== Exercise description ==
Transcribe the listing in full, excluding any pictures.

[START OF Extracted records]

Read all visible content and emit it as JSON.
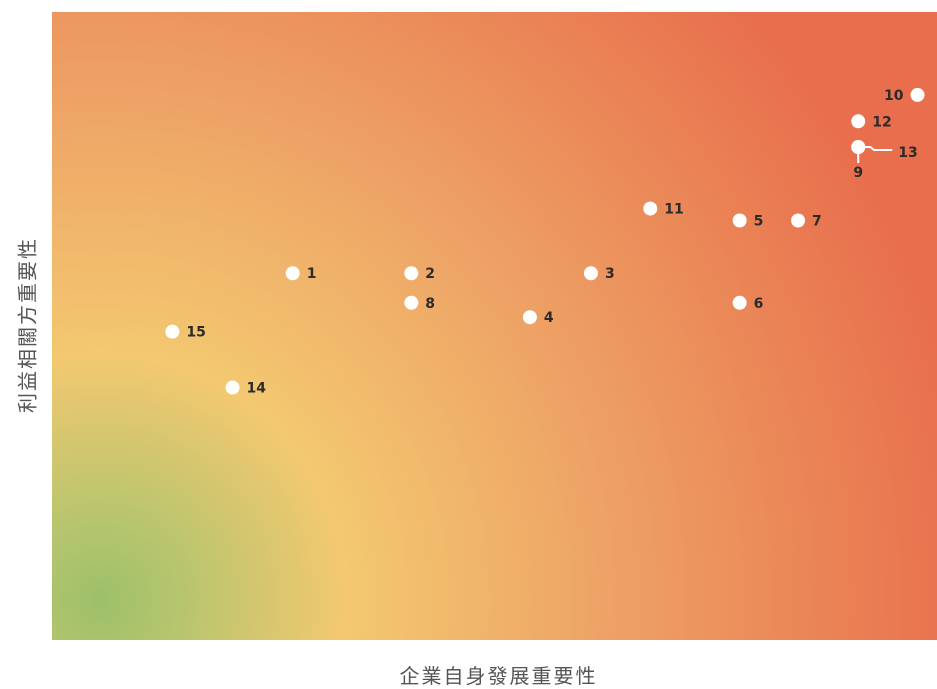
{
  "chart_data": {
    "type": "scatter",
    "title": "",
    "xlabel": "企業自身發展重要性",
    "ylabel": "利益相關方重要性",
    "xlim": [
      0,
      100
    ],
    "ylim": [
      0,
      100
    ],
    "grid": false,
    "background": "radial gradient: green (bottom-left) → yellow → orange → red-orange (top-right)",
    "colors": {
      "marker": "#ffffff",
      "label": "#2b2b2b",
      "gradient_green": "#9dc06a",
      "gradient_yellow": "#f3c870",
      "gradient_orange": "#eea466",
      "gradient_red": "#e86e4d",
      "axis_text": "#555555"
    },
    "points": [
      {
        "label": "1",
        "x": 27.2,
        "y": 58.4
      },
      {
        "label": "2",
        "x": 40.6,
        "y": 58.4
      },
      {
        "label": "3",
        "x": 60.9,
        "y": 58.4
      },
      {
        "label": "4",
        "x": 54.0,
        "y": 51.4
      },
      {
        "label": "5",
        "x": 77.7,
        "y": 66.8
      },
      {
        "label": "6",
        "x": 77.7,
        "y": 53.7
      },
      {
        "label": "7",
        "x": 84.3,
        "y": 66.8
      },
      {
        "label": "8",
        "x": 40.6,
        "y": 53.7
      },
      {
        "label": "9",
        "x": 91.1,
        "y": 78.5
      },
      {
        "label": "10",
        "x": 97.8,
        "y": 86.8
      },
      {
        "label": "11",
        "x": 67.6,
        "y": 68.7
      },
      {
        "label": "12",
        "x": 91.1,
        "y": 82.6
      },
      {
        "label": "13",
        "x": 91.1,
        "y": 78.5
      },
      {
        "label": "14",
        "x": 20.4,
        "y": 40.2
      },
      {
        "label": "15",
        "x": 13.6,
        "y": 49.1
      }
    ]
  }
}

[END OF Extracted records]

== Final result ==
Read all visible content and emit it as JSON.
{
  "chart_data": {
    "type": "scatter",
    "title": "",
    "xlabel": "企業自身發展重要性",
    "ylabel": "利益相關方重要性",
    "xlim": [
      0,
      100
    ],
    "ylim": [
      0,
      100
    ],
    "grid": false,
    "background": "radial gradient: green (bottom-left) → yellow → orange → red-orange (top-right)",
    "colors": {
      "marker": "#ffffff",
      "label": "#2b2b2b",
      "gradient_green": "#9dc06a",
      "gradient_yellow": "#f3c870",
      "gradient_orange": "#eea466",
      "gradient_red": "#e86e4d",
      "axis_text": "#555555"
    },
    "points": [
      {
        "label": "1",
        "x": 27.2,
        "y": 58.4
      },
      {
        "label": "2",
        "x": 40.6,
        "y": 58.4
      },
      {
        "label": "3",
        "x": 60.9,
        "y": 58.4
      },
      {
        "label": "4",
        "x": 54.0,
        "y": 51.4
      },
      {
        "label": "5",
        "x": 77.7,
        "y": 66.8
      },
      {
        "label": "6",
        "x": 77.7,
        "y": 53.7
      },
      {
        "label": "7",
        "x": 84.3,
        "y": 66.8
      },
      {
        "label": "8",
        "x": 40.6,
        "y": 53.7
      },
      {
        "label": "9",
        "x": 91.1,
        "y": 78.5
      },
      {
        "label": "10",
        "x": 97.8,
        "y": 86.8
      },
      {
        "label": "11",
        "x": 67.6,
        "y": 68.7
      },
      {
        "label": "12",
        "x": 91.1,
        "y": 82.6
      },
      {
        "label": "13",
        "x": 91.1,
        "y": 78.5
      },
      {
        "label": "14",
        "x": 20.4,
        "y": 40.2
      },
      {
        "label": "15",
        "x": 13.6,
        "y": 49.1
      }
    ]
  }
}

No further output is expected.